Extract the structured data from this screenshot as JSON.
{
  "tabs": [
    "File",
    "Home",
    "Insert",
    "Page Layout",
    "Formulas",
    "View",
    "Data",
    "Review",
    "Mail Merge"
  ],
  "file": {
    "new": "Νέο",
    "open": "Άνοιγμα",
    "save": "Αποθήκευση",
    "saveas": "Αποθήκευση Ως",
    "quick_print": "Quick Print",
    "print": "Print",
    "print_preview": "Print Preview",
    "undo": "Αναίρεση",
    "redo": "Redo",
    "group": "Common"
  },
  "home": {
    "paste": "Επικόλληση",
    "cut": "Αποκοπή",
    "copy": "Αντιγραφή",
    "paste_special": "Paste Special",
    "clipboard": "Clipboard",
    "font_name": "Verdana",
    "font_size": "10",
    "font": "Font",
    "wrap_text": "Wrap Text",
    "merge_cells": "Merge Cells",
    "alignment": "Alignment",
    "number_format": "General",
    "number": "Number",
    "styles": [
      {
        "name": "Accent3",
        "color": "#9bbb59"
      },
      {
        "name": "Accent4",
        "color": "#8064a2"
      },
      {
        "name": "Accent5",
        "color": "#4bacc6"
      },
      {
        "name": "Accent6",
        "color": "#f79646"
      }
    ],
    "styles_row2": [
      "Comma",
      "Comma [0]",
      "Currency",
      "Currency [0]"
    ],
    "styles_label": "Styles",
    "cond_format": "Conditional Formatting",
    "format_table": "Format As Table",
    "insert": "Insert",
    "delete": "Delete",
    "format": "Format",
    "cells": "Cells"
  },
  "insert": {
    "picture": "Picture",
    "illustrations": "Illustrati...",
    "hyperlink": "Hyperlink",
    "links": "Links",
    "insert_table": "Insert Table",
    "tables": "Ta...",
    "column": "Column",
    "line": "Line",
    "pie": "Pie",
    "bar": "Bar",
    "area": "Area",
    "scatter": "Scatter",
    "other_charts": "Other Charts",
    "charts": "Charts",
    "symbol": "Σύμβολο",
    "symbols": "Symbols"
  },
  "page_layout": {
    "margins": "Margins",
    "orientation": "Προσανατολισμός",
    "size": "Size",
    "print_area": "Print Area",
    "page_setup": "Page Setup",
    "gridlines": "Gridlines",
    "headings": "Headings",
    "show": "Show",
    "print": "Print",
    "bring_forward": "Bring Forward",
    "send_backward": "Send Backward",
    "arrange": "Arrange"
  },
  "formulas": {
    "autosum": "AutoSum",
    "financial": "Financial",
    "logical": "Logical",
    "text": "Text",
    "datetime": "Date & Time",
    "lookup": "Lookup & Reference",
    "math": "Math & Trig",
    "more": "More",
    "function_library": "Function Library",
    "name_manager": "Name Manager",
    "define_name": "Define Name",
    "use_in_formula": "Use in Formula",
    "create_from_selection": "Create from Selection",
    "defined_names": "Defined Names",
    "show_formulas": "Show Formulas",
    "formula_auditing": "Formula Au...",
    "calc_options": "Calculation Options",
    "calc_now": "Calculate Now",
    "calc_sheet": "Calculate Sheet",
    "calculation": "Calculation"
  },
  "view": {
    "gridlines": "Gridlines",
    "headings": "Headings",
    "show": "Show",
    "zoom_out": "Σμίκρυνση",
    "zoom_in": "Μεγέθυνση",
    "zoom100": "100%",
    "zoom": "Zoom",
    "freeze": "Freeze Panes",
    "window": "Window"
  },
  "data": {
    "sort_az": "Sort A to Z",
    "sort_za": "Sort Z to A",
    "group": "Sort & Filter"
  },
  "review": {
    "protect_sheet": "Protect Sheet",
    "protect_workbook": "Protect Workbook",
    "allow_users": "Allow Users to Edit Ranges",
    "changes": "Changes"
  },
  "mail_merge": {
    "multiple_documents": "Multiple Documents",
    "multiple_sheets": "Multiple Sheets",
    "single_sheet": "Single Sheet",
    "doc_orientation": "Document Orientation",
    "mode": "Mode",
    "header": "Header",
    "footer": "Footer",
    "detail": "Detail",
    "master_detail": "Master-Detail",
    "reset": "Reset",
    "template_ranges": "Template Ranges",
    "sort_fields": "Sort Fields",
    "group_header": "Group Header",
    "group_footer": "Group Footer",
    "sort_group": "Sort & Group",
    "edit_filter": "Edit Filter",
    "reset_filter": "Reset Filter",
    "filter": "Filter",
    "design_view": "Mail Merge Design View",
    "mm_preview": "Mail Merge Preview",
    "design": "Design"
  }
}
========================================
## TASK REQUIREMENTS:
In this exercise, reproduce each line above exactly.

## ANSWER AREA:
Extract the structured data from this screenshot as JSON.
{
  "tabs": [
    "File",
    "Home",
    "Insert",
    "Page Layout",
    "Formulas",
    "View",
    "Data",
    "Review",
    "Mail Merge"
  ],
  "file": {
    "new": "Νέο",
    "open": "Άνοιγμα",
    "save": "Αποθήκευση",
    "saveas": "Αποθήκευση Ως",
    "quick_print": "Quick Print",
    "print": "Print",
    "print_preview": "Print Preview",
    "undo": "Αναίρεση",
    "redo": "Redo",
    "group": "Common"
  },
  "home": {
    "paste": "Επικόλληση",
    "cut": "Αποκοπή",
    "copy": "Αντιγραφή",
    "paste_special": "Paste Special",
    "clipboard": "Clipboard",
    "font_name": "Verdana",
    "font_size": "10",
    "font": "Font",
    "wrap_text": "Wrap Text",
    "merge_cells": "Merge Cells",
    "alignment": "Alignment",
    "number_format": "General",
    "number": "Number",
    "styles": [
      {
        "name": "Accent3",
        "color": "#9bbb59"
      },
      {
        "name": "Accent4",
        "color": "#8064a2"
      },
      {
        "name": "Accent5",
        "color": "#4bacc6"
      },
      {
        "name": "Accent6",
        "color": "#f79646"
      }
    ],
    "styles_row2": [
      "Comma",
      "Comma [0]",
      "Currency",
      "Currency [0]"
    ],
    "styles_label": "Styles",
    "cond_format": "Conditional Formatting",
    "format_table": "Format As Table",
    "insert": "Insert",
    "delete": "Delete",
    "format": "Format",
    "cells": "Cells"
  },
  "insert": {
    "picture": "Picture",
    "illustrations": "Illustrati...",
    "hyperlink": "Hyperlink",
    "links": "Links",
    "insert_table": "Insert Table",
    "tables": "Ta...",
    "column": "Column",
    "line": "Line",
    "pie": "Pie",
    "bar": "Bar",
    "area": "Area",
    "scatter": "Scatter",
    "other_charts": "Other Charts",
    "charts": "Charts",
    "symbol": "Σύμβολο",
    "symbols": "Symbols"
  },
  "page_layout": {
    "margins": "Margins",
    "orientation": "Προσανατολισμός",
    "size": "Size",
    "print_area": "Print Area",
    "page_setup": "Page Setup",
    "gridlines": "Gridlines",
    "headings": "Headings",
    "show": "Show",
    "print": "Print",
    "bring_forward": "Bring Forward",
    "send_backward": "Send Backward",
    "arrange": "Arrange"
  },
  "formulas": {
    "autosum": "AutoSum",
    "financial": "Financial",
    "logical": "Logical",
    "text": "Text",
    "datetime": "Date & Time",
    "lookup": "Lookup & Reference",
    "math": "Math & Trig",
    "more": "More",
    "function_library": "Function Library",
    "name_manager": "Name Manager",
    "define_name": "Define Name",
    "use_in_formula": "Use in Formula",
    "create_from_selection": "Create from Selection",
    "defined_names": "Defined Names",
    "show_formulas": "Show Formulas",
    "formula_auditing": "Formula Au...",
    "calc_options": "Calculation Options",
    "calc_now": "Calculate Now",
    "calc_sheet": "Calculate Sheet",
    "calculation": "Calculation"
  },
  "view": {
    "gridlines": "Gridlines",
    "headings": "Headings",
    "show": "Show",
    "zoom_out": "Σμίκρυνση",
    "zoom_in": "Μεγέθυνση",
    "zoom100": "100%",
    "zoom": "Zoom",
    "freeze": "Freeze Panes",
    "window": "Window"
  },
  "data": {
    "sort_az": "Sort A to Z",
    "sort_za": "Sort Z to A",
    "group": "Sort & Filter"
  },
  "review": {
    "protect_sheet": "Protect Sheet",
    "protect_workbook": "Protect Workbook",
    "allow_users": "Allow Users to Edit Ranges",
    "changes": "Changes"
  },
  "mail_merge": {
    "multiple_documents": "Multiple Documents",
    "multiple_sheets": "Multiple Sheets",
    "single_sheet": "Single Sheet",
    "doc_orientation": "Document Orientation",
    "mode": "Mode",
    "header": "Header",
    "footer": "Footer",
    "detail": "Detail",
    "master_detail": "Master-Detail",
    "reset": "Reset",
    "template_ranges": "Template Ranges",
    "sort_fields": "Sort Fields",
    "group_header": "Group Header",
    "group_footer": "Group Footer",
    "sort_group": "Sort & Group",
    "edit_filter": "Edit Filter",
    "reset_filter": "Reset Filter",
    "filter": "Filter",
    "design_view": "Mail Merge Design View",
    "mm_preview": "Mail Merge Preview",
    "design": "Design"
  }
}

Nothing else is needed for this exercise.